- _THE TASK_
In the listing below, locate the lines that hold the string "title". Copy those lines.

- _Part of a data file_
# # # # # # #

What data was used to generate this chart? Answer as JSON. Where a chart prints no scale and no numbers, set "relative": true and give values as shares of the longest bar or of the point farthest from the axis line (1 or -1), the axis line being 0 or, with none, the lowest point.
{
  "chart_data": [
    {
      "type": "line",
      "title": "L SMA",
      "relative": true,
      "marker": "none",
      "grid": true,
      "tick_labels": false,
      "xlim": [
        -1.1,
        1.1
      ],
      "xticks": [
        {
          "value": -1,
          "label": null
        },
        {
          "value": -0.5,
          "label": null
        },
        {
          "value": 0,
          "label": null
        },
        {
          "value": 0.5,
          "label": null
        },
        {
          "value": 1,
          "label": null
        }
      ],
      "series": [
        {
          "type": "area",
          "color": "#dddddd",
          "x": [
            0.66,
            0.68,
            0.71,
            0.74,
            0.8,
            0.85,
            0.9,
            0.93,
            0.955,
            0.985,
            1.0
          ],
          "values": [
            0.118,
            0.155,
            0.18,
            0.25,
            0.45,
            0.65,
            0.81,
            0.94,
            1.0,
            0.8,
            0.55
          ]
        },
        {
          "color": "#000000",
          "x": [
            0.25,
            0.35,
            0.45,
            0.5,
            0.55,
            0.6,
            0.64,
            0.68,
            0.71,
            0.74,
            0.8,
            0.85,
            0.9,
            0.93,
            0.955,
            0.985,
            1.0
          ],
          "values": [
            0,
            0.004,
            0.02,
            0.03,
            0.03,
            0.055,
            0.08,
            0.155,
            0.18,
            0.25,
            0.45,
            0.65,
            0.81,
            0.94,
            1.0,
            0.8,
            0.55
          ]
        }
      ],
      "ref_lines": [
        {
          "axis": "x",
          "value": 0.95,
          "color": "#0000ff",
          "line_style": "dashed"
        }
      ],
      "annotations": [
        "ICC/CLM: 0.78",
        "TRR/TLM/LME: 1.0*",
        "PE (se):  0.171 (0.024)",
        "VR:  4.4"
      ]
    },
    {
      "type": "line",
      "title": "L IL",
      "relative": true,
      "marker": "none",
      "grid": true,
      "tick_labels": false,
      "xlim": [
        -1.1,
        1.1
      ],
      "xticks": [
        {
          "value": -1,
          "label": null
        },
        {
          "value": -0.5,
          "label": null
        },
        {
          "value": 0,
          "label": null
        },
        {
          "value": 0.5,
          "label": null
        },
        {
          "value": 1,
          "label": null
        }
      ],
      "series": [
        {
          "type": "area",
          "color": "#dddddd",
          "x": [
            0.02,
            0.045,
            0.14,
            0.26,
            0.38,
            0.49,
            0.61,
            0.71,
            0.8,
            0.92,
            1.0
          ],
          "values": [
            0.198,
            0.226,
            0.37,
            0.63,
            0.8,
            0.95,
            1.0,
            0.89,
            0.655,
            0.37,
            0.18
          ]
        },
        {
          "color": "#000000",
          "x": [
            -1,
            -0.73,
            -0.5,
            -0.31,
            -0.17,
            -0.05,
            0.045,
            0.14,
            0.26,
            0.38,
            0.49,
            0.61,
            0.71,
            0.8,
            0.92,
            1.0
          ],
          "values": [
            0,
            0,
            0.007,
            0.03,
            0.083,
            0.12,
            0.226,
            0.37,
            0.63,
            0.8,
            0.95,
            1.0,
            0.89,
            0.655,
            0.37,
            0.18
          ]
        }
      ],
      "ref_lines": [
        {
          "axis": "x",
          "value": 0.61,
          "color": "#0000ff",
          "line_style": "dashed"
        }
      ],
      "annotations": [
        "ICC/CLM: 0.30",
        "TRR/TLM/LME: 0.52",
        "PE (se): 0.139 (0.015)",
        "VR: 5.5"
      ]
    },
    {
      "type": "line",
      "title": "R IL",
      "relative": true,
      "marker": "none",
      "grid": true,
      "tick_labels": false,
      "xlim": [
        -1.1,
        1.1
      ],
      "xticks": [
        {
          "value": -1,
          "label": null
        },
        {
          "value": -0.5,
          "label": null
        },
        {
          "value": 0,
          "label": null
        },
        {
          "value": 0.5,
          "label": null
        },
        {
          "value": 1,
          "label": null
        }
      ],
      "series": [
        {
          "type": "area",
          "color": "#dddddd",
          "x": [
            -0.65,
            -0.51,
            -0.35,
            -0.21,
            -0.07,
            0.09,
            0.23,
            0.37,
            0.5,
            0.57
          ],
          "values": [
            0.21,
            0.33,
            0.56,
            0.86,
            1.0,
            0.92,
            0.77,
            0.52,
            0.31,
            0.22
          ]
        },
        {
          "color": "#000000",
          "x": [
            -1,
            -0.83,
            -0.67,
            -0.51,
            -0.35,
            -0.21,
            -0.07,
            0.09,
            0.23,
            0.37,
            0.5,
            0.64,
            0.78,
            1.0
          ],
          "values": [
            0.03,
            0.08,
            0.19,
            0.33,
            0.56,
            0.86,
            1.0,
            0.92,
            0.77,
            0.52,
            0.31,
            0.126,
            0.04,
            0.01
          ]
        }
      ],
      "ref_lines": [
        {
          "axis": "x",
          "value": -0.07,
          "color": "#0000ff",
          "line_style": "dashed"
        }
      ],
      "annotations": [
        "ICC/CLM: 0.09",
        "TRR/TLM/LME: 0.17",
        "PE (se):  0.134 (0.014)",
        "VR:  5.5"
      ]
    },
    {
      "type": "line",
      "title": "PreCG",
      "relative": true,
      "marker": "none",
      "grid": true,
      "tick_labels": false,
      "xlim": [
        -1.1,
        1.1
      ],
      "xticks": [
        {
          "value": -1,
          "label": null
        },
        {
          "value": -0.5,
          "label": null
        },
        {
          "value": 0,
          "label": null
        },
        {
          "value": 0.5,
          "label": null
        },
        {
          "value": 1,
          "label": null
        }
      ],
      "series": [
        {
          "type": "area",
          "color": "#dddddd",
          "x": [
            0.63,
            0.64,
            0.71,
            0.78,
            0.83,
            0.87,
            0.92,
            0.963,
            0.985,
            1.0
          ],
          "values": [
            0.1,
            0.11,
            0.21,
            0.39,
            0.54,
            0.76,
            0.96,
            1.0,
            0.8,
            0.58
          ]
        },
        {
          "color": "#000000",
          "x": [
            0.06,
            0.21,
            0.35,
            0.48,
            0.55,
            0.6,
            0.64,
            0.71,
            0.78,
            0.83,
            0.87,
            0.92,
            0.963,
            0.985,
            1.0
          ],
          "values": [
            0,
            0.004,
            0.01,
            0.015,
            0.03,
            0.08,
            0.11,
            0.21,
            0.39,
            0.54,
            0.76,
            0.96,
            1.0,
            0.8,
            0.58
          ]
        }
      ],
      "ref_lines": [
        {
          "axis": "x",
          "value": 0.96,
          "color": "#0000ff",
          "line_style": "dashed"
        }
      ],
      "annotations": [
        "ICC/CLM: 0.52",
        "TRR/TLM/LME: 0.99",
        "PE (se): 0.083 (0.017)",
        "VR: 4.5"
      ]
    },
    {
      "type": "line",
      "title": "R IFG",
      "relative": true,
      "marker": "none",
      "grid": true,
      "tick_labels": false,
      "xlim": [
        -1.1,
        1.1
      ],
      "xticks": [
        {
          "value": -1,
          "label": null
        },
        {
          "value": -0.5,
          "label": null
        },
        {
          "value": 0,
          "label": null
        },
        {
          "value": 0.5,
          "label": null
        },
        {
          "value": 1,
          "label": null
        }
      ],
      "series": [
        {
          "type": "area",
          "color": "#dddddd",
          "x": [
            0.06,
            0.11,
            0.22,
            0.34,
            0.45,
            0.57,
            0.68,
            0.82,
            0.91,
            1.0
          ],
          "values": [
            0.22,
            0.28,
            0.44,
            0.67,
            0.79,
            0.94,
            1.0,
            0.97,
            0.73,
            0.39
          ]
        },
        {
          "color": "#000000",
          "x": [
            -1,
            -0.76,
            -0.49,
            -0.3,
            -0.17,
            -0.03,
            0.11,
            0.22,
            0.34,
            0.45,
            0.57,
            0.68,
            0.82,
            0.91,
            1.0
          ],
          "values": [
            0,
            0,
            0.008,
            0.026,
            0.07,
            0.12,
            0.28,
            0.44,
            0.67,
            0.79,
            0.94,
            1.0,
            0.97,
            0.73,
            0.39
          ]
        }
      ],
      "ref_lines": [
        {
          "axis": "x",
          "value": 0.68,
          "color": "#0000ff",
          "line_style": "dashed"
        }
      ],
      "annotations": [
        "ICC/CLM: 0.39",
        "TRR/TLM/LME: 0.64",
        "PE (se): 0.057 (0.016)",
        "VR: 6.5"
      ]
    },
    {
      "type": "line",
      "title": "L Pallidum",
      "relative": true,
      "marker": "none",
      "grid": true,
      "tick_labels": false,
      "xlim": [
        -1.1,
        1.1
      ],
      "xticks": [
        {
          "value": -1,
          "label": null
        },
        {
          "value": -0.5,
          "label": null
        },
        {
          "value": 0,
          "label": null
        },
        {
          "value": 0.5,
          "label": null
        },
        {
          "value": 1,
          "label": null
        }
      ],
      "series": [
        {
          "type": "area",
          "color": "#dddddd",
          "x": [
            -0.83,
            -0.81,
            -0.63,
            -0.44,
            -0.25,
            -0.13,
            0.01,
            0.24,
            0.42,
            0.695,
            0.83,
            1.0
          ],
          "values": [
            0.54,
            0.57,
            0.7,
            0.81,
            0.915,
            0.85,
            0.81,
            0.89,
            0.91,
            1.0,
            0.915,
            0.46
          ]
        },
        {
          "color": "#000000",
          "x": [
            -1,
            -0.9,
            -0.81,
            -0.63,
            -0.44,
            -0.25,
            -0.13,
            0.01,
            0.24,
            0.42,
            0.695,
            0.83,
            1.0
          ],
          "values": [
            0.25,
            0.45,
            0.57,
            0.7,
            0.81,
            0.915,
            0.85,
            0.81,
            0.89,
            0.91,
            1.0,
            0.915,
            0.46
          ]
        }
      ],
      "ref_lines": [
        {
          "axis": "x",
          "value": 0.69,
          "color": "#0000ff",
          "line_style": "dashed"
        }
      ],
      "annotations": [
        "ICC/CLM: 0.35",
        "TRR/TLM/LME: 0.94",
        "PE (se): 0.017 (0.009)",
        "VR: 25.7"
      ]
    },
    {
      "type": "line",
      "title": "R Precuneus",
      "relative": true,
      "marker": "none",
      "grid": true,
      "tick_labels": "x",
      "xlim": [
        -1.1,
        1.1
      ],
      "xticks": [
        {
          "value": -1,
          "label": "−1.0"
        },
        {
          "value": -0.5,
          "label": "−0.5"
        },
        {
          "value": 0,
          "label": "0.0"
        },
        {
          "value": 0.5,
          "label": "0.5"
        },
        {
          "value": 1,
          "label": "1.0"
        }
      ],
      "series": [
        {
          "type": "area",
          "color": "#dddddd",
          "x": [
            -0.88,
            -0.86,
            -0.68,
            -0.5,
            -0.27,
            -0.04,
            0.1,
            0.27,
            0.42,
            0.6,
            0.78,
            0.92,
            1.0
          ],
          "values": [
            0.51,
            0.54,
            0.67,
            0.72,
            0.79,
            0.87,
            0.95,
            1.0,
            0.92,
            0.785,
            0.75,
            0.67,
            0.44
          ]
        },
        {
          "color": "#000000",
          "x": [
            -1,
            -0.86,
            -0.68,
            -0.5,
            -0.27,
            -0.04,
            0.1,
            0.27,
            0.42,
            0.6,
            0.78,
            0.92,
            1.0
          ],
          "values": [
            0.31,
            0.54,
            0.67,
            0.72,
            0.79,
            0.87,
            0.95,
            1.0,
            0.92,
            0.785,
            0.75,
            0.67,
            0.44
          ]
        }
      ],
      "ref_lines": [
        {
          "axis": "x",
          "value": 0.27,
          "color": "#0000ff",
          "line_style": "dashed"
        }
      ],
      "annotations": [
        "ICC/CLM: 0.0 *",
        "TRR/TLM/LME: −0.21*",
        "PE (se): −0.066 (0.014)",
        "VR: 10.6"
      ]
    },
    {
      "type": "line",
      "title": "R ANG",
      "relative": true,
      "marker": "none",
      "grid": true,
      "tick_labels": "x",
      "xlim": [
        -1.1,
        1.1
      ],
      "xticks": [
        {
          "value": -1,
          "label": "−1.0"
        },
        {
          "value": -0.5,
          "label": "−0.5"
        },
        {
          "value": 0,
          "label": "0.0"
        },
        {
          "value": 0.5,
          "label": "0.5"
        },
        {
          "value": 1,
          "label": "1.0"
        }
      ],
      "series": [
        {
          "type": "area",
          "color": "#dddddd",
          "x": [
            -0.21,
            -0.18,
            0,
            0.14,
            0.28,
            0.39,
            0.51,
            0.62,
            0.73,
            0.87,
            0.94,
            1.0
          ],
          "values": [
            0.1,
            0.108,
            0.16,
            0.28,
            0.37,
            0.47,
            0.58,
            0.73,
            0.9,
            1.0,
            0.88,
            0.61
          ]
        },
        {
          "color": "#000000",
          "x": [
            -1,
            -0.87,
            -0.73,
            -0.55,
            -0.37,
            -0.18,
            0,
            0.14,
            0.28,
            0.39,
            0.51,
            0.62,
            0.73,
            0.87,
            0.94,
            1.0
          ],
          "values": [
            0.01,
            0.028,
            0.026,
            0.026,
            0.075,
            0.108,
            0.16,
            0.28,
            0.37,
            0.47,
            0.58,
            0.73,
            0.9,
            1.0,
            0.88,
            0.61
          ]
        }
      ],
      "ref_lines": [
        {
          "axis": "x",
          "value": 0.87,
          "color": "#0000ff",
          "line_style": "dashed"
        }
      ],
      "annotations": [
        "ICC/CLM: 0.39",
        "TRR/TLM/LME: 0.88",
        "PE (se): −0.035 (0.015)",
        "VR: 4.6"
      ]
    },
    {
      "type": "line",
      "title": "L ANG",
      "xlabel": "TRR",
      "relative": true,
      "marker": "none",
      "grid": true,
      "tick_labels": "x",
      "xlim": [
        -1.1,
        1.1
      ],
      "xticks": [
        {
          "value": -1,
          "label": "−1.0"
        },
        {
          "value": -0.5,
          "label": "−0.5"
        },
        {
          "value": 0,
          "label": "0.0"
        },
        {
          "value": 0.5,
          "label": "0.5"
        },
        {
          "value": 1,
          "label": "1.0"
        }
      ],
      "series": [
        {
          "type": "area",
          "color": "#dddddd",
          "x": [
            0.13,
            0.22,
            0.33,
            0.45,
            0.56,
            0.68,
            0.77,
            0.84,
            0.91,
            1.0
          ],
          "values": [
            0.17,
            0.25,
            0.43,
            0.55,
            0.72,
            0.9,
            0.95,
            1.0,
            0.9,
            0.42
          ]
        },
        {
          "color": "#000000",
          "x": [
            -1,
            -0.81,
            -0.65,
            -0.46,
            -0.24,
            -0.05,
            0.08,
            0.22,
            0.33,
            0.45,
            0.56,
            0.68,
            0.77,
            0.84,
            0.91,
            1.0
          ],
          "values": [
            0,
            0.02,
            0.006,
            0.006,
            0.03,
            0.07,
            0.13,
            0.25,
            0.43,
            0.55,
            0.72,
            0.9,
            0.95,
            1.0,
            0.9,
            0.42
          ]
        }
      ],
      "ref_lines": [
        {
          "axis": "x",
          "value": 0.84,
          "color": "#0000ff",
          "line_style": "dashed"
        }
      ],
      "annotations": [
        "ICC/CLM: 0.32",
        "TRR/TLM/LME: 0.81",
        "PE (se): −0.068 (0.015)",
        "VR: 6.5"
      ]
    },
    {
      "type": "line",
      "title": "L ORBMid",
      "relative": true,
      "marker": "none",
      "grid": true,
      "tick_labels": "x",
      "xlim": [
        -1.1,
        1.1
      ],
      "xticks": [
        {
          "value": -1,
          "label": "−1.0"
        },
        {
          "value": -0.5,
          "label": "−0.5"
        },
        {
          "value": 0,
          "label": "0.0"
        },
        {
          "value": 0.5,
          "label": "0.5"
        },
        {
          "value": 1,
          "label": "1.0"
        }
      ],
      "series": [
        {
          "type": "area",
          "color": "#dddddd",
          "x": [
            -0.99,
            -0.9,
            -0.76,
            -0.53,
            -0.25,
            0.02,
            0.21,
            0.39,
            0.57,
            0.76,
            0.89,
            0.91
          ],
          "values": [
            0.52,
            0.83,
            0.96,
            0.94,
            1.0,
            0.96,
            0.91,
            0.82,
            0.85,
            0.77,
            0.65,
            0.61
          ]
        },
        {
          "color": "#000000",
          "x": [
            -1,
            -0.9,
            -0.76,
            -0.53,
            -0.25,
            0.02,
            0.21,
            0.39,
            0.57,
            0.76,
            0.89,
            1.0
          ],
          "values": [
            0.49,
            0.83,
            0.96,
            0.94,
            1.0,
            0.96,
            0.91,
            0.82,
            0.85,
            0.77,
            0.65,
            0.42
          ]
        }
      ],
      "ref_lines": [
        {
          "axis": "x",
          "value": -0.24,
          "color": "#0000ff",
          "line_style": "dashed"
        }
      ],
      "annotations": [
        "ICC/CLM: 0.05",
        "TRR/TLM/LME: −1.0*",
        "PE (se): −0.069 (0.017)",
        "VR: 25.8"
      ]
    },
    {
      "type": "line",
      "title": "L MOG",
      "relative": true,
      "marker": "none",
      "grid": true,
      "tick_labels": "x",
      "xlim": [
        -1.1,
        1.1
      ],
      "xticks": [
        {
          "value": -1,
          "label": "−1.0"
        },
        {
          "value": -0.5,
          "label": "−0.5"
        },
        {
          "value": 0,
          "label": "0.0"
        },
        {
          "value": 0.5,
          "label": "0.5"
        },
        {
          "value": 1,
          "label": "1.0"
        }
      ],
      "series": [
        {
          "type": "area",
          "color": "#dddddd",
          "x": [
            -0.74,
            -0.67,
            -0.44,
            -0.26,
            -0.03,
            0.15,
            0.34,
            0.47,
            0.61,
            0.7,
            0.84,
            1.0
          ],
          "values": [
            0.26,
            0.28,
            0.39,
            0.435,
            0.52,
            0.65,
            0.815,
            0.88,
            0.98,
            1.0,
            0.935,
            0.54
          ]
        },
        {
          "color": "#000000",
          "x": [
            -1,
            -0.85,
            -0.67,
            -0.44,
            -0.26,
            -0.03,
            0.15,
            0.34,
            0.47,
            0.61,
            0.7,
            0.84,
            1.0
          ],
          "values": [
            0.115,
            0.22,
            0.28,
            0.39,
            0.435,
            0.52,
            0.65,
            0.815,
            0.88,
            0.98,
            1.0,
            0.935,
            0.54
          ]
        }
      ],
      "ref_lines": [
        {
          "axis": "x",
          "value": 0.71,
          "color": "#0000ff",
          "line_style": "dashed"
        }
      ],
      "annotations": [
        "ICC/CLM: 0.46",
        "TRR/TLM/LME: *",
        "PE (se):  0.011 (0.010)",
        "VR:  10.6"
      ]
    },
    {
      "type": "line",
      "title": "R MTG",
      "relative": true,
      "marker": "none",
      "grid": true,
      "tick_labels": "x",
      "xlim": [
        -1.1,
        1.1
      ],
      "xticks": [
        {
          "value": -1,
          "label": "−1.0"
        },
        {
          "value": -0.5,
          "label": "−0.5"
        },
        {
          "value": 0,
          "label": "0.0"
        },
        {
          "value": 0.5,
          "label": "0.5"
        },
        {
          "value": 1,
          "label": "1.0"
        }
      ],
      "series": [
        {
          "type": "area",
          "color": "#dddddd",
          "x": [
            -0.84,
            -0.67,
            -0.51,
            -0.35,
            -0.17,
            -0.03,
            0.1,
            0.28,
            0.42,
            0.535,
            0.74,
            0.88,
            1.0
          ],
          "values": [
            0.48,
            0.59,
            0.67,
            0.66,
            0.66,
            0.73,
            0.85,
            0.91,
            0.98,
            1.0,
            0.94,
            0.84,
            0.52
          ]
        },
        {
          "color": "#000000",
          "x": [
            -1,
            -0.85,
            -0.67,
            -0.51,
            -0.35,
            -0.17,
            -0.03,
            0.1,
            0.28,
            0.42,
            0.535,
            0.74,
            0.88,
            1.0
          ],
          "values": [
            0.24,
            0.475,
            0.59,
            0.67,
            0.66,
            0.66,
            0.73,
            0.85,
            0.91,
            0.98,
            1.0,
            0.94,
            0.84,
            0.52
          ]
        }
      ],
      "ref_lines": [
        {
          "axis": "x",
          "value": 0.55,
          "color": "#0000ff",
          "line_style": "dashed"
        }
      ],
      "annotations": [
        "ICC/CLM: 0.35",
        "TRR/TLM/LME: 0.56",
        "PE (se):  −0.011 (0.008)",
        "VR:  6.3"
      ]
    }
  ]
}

# # # # # # #

- _OUTPUT FOR THIS EXERCISE_
      "title": "L SMA",
      "title": "L IL",
      "title": "R IL",
      "title": "PreCG",
      "title": "R IFG",
      "title": "L Pallidum",
      "title": "R Precuneus",
      "title": "R ANG",
      "title": "L ANG",
      "title": "L ORBMid",
      "title": "L MOG",
      "title": "R MTG",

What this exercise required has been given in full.